Records from a data source:
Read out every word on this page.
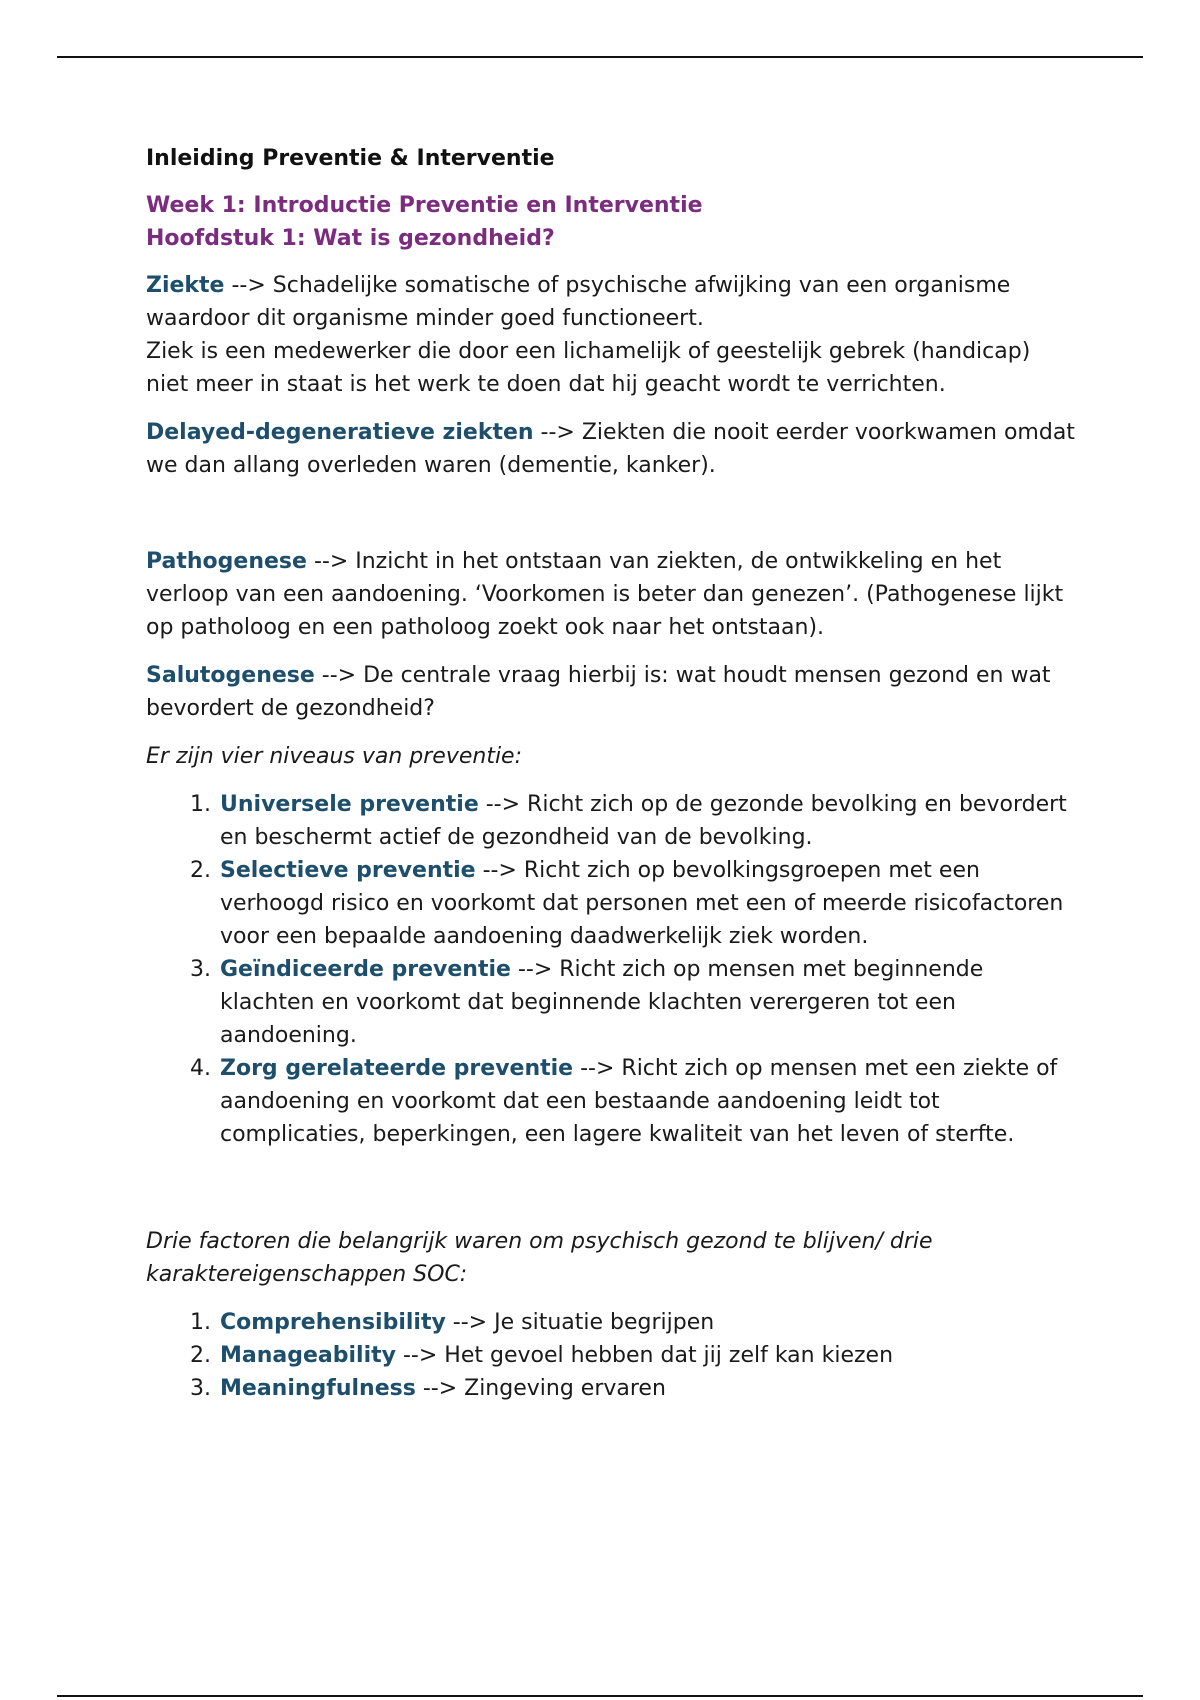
Inleiding Preventie & Interventie
Week 1: Introductie Preventie en Interventie
Hoofdstuk 1: Wat is gezondheid?

Ziekte --> Schadelijke somatische of psychische afwijking van een organisme waardoor dit organisme minder goed functioneert.
Ziek is een medewerker die door een lichamelijk of geestelijk gebrek (handicap) niet meer in staat is het werk te doen dat hij geacht wordt te verrichten.

Delayed-degeneratieve ziekten --> Ziekten die nooit eerder voorkwamen omdat we dan allang overleden waren (dementie, kanker).

Pathogenese --> Inzicht in het ontstaan van ziekten, de ontwikkeling en het verloop van een aandoening. ‘Voorkomen is beter dan genezen’. (Pathogenese lijkt op patholoog en een patholoog zoekt ook naar het ontstaan).

Salutogenese --> De centrale vraag hierbij is: wat houdt mensen gezond en wat bevordert de gezondheid?

Er zijn vier niveaus van preventie:

1. Universele preventie --> Richt zich op de gezonde bevolking en bevordert en beschermt actief de gezondheid van de bevolking.
2. Selectieve preventie --> Richt zich op bevolkingsgroepen met een verhoogd risico en voorkomt dat personen met een of meerde risicofactoren voor een bepaalde aandoening daadwerkelijk ziek worden.
3. Geïndiceerde preventie --> Richt zich op mensen met beginnende klachten en voorkomt dat beginnende klachten verergeren tot een aandoening.
4. Zorg gerelateerde preventie --> Richt zich op mensen met een ziekte of aandoening en voorkomt dat een bestaande aandoening leidt tot complicaties, beperkingen, een lagere kwaliteit van het leven of sterfte.

Drie factoren die belangrijk waren om psychisch gezond te blijven/ drie karaktereigenschappen SOC:

1. Comprehensibility --> Je situatie begrijpen
2. Manageability --> Het gevoel hebben dat jij zelf kan kiezen
3. Meaningfulness --> Zingeving ervaren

> **Aim of the task**
Search the entries above for lines containing the word "bevordert", and copy each one.

> **Solution to this problem**
Salutogenese --> De centrale vraag hierbij is: wat houdt mensen gezond en wat bevordert de gezondheid?
1. Universele preventie --> Richt zich op de gezonde bevolking en bevordert en beschermt actief de gezondheid van de bevolking.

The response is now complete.